» **EXERCISE**
Set down the full listing exactly, character for character.

## BEGIN SUPPLIED INFORMATION

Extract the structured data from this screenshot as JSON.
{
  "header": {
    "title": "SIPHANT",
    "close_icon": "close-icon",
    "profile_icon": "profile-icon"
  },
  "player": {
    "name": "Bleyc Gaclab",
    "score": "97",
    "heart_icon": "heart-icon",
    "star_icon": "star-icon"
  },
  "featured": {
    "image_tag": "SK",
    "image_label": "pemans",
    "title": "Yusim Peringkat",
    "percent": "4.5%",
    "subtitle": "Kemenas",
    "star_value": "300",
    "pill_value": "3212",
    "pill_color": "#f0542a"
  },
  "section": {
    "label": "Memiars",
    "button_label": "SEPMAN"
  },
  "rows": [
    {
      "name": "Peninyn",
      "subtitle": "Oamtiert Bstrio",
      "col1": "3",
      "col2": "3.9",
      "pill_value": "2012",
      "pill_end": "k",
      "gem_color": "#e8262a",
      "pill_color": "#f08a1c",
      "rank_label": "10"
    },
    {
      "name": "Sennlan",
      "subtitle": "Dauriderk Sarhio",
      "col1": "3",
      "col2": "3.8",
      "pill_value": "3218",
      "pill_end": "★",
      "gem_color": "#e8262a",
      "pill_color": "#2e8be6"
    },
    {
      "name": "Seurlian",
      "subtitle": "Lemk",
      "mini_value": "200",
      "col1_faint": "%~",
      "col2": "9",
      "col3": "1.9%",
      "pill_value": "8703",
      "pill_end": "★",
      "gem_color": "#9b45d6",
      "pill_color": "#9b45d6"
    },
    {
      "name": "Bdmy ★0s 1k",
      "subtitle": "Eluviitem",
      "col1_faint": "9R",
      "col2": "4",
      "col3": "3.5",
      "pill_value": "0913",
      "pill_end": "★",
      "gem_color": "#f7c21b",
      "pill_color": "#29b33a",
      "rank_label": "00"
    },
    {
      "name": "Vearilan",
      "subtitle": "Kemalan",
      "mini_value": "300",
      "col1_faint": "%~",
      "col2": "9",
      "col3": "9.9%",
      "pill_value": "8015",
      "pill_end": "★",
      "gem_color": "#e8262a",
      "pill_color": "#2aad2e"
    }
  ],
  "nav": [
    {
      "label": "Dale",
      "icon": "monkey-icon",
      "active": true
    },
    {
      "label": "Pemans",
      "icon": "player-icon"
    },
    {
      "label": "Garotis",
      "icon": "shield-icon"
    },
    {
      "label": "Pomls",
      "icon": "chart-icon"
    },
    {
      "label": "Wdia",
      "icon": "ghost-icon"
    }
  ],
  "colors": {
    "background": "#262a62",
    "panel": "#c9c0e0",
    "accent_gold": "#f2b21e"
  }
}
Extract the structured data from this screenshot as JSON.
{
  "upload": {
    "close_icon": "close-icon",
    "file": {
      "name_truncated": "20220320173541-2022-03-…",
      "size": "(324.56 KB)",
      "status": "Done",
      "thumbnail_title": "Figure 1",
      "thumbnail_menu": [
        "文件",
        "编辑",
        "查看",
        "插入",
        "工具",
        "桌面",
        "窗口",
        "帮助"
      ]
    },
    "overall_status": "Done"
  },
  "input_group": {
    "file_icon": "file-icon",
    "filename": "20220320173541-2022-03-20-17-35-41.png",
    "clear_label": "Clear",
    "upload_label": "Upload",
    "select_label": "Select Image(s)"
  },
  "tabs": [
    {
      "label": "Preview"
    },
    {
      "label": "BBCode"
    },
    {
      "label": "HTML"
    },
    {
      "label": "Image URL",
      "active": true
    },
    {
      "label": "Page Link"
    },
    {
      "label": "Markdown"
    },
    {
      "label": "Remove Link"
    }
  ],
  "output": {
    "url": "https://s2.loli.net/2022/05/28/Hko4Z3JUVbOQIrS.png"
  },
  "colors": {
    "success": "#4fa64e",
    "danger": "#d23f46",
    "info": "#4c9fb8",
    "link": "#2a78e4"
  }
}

## END SUPPLIED INFORMATION

» **WORKED SOLUTION**
Extract the structured data from this screenshot as JSON.
{
  "header": {
    "title": "SIPHANT",
    "close_icon": "close-icon",
    "profile_icon": "profile-icon"
  },
  "player": {
    "name": "Bleyc Gaclab",
    "score": "97",
    "heart_icon": "heart-icon",
    "star_icon": "star-icon"
  },
  "featured": {
    "image_tag": "SK",
    "image_label": "pemans",
    "title": "Yusim Peringkat",
    "percent": "4.5%",
    "subtitle": "Kemenas",
    "star_value": "300",
    "pill_value": "3212",
    "pill_color": "#f0542a"
  },
  "section": {
    "label": "Memiars",
    "button_label": "SEPMAN"
  },
  "rows": [
    {
      "name": "Peninyn",
      "subtitle": "Oamtiert Bstrio",
      "col1": "3",
      "col2": "3.9",
      "pill_value": "2012",
      "pill_end": "k",
      "gem_color": "#e8262a",
      "pill_color": "#f08a1c",
      "rank_label": "10"
    },
    {
      "name": "Sennlan",
      "subtitle": "Dauriderk Sarhio",
      "col1": "3",
      "col2": "3.8",
      "pill_value": "3218",
      "pill_end": "★",
      "gem_color": "#e8262a",
      "pill_color": "#2e8be6"
    },
    {
      "name": "Seurlian",
      "subtitle": "Lemk",
      "mini_value": "200",
      "col1_faint": "%~",
      "col2": "9",
      "col3": "1.9%",
      "pill_value": "8703",
      "pill_end": "★",
      "gem_color": "#9b45d6",
      "pill_color": "#9b45d6"
    },
    {
      "name": "Bdmy ★0s 1k",
      "subtitle": "Eluviitem",
      "col1_faint": "9R",
      "col2": "4",
      "col3": "3.5",
      "pill_value": "0913",
      "pill_end": "★",
      "gem_color": "#f7c21b",
      "pill_color": "#29b33a",
      "rank_label": "00"
    },
    {
      "name": "Vearilan",
      "subtitle": "Kemalan",
      "mini_value": "300",
      "col1_faint": "%~",
      "col2": "9",
      "col3": "9.9%",
      "pill_value": "8015",
      "pill_end": "★",
      "gem_color": "#e8262a",
      "pill_color": "#2aad2e"
    }
  ],
  "nav": [
    {
      "label": "Dale",
      "icon": "monkey-icon",
      "active": true
    },
    {
      "label": "Pemans",
      "icon": "player-icon"
    },
    {
      "label": "Garotis",
      "icon": "shield-icon"
    },
    {
      "label": "Pomls",
      "icon": "chart-icon"
    },
    {
      "label": "Wdia",
      "icon": "ghost-icon"
    }
  ],
  "colors": {
    "background": "#262a62",
    "panel": "#c9c0e0",
    "accent_gold": "#f2b21e"
  }
}
Extract the structured data from this screenshot as JSON.
{
  "upload": {
    "close_icon": "close-icon",
    "file": {
      "name_truncated": "20220320173541-2022-03-…",
      "size": "(324.56 KB)",
      "status": "Done",
      "thumbnail_title": "Figure 1",
      "thumbnail_menu": [
        "文件",
        "编辑",
        "查看",
        "插入",
        "工具",
        "桌面",
        "窗口",
        "帮助"
      ]
    },
    "overall_status": "Done"
  },
  "input_group": {
    "file_icon": "file-icon",
    "filename": "20220320173541-2022-03-20-17-35-41.png",
    "clear_label": "Clear",
    "upload_label": "Upload",
    "select_label": "Select Image(s)"
  },
  "tabs": [
    {
      "label": "Preview"
    },
    {
      "label": "BBCode"
    },
    {
      "label": "HTML"
    },
    {
      "label": "Image URL",
      "active": true
    },
    {
      "label": "Page Link"
    },
    {
      "label": "Markdown"
    },
    {
      "label": "Remove Link"
    }
  ],
  "output": {
    "url": "https://s2.loli.net/2022/05/28/Hko4Z3JUVbOQIrS.png"
  },
  "colors": {
    "success": "#4fa64e",
    "danger": "#d23f46",
    "info": "#4c9fb8",
    "link": "#2a78e4"
  }
}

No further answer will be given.